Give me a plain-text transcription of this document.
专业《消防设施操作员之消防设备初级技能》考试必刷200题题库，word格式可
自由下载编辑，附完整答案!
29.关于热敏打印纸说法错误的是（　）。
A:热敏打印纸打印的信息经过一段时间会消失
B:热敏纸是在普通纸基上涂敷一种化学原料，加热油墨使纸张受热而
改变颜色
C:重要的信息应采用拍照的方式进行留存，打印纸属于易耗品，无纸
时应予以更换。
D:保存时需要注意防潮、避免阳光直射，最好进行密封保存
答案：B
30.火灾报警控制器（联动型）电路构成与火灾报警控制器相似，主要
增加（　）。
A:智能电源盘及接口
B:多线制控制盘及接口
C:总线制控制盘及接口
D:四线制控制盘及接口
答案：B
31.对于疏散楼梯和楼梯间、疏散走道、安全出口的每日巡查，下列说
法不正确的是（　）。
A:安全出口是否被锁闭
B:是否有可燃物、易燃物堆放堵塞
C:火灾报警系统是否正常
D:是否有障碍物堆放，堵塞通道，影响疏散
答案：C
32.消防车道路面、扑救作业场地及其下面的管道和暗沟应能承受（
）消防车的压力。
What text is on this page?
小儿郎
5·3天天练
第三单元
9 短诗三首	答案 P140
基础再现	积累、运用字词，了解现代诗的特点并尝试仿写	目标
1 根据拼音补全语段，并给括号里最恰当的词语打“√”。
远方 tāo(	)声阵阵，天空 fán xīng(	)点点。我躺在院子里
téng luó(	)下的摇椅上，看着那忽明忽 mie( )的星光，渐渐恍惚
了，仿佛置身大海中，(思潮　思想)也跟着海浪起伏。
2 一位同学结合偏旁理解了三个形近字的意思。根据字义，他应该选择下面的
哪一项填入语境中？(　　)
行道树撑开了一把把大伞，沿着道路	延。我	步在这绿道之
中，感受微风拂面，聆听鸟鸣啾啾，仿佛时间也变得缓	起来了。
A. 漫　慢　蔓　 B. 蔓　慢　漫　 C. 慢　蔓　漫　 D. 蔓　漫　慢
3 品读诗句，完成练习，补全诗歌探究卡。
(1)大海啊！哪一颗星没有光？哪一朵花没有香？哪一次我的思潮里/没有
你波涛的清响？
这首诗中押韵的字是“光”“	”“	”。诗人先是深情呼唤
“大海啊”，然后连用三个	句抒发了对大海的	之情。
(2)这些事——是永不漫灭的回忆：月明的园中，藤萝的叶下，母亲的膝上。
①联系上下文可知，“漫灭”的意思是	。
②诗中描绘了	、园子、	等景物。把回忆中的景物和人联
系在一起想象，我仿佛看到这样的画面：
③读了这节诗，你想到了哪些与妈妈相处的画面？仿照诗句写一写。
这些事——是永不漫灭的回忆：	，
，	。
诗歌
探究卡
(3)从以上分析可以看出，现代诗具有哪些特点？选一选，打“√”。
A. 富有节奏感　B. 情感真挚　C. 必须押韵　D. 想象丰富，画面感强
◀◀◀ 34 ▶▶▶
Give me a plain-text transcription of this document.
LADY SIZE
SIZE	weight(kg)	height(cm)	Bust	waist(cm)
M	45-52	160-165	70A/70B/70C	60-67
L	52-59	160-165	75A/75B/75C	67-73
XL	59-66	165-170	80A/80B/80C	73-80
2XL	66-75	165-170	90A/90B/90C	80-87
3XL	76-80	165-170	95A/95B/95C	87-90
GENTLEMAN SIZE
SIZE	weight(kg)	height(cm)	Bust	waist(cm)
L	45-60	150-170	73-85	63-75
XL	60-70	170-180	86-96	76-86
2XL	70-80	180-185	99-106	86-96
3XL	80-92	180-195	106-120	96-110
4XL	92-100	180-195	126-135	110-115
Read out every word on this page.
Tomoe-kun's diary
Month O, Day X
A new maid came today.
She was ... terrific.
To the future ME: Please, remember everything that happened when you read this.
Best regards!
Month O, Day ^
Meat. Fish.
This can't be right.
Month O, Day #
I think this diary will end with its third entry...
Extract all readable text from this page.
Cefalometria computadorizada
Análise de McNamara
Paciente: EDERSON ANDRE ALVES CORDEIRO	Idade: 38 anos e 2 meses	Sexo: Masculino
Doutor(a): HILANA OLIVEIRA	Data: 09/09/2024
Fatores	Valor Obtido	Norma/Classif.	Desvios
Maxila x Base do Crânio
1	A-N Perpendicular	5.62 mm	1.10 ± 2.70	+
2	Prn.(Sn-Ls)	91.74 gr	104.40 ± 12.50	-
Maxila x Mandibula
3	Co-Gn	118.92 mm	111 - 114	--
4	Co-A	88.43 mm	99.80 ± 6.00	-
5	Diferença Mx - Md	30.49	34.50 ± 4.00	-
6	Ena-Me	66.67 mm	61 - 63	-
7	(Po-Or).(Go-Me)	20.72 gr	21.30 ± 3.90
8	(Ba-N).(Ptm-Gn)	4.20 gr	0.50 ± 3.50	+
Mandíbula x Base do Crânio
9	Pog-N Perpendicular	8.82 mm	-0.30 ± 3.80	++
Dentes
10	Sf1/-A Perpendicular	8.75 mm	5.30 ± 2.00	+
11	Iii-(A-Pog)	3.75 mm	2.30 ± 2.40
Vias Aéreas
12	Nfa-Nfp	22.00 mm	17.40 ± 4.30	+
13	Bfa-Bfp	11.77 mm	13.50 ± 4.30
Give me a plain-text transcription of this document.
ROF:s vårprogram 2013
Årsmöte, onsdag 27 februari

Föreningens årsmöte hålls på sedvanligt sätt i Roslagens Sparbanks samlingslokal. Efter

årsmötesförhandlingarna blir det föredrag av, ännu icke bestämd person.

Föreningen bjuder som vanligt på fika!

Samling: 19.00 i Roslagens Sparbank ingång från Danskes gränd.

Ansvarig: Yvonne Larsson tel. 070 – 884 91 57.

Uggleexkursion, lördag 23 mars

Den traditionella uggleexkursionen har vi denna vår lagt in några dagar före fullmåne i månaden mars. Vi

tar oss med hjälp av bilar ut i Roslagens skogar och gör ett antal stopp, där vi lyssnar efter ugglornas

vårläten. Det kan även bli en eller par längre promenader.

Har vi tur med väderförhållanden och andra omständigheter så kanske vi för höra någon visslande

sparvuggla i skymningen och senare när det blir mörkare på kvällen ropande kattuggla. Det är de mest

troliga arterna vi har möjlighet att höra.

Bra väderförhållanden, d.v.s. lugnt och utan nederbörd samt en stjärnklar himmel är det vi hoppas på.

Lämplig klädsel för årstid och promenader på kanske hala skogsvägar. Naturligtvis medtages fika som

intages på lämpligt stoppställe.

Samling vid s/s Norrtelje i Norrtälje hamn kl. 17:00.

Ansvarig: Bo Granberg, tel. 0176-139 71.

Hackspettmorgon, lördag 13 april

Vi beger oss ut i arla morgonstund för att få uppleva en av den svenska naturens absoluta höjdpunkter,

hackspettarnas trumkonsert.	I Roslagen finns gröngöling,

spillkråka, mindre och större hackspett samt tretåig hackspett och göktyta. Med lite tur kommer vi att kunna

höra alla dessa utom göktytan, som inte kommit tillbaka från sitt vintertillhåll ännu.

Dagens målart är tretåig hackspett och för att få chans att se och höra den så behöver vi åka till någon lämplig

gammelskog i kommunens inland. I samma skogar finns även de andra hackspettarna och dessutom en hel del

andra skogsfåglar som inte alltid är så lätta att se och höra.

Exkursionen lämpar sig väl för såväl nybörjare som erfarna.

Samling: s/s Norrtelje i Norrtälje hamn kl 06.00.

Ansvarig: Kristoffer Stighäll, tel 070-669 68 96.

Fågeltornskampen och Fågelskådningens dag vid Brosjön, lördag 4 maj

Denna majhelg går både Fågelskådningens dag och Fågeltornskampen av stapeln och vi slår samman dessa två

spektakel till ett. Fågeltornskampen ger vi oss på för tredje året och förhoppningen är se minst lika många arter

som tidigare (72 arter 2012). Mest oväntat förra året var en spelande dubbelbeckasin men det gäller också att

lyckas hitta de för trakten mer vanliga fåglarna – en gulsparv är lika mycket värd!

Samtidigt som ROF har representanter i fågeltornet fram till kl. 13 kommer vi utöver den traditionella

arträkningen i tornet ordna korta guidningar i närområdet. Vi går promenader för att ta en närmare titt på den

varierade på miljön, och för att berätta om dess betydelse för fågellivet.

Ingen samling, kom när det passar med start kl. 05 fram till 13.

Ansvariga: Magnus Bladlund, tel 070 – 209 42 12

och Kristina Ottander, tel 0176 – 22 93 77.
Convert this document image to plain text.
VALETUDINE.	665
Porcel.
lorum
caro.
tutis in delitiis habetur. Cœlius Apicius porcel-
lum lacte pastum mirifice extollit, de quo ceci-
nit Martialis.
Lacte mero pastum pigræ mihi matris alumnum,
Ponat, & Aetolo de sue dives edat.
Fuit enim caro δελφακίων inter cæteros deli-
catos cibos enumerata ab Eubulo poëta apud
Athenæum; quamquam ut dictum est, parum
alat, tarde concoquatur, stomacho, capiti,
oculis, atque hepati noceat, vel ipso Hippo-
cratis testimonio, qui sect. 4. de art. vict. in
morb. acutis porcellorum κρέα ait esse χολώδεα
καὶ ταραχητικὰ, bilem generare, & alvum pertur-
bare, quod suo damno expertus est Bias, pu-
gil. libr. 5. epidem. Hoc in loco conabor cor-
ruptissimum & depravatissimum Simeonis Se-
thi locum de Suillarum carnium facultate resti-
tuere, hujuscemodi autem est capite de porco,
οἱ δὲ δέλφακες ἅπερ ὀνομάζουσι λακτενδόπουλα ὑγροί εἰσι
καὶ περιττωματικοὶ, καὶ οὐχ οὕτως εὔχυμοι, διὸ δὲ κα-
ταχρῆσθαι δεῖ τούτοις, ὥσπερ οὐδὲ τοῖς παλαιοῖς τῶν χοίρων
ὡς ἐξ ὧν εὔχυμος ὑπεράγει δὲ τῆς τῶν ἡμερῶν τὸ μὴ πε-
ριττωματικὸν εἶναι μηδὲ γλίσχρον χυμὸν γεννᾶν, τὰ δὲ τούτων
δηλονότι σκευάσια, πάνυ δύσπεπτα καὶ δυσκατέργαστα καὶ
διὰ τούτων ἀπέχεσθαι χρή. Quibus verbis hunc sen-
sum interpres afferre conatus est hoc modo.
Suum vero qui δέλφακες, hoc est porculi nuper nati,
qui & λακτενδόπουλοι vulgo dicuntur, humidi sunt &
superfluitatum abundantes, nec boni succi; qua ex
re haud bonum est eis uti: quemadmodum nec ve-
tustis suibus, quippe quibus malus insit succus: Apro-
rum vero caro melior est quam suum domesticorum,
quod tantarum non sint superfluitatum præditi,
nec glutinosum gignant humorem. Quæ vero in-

★ ★ ★ ★ ★

_JOB_: Find all lines with "kanske" in them and copy each one.

_ANSWER TO THE PROBLEM_:
Har vi tur med väderförhållanden och andra omständigheter så kanske vi för höra någon visslande
Lämplig klädsel för årstid och promenader på kanske hala skogsvägar. Naturligtvis medtages fika som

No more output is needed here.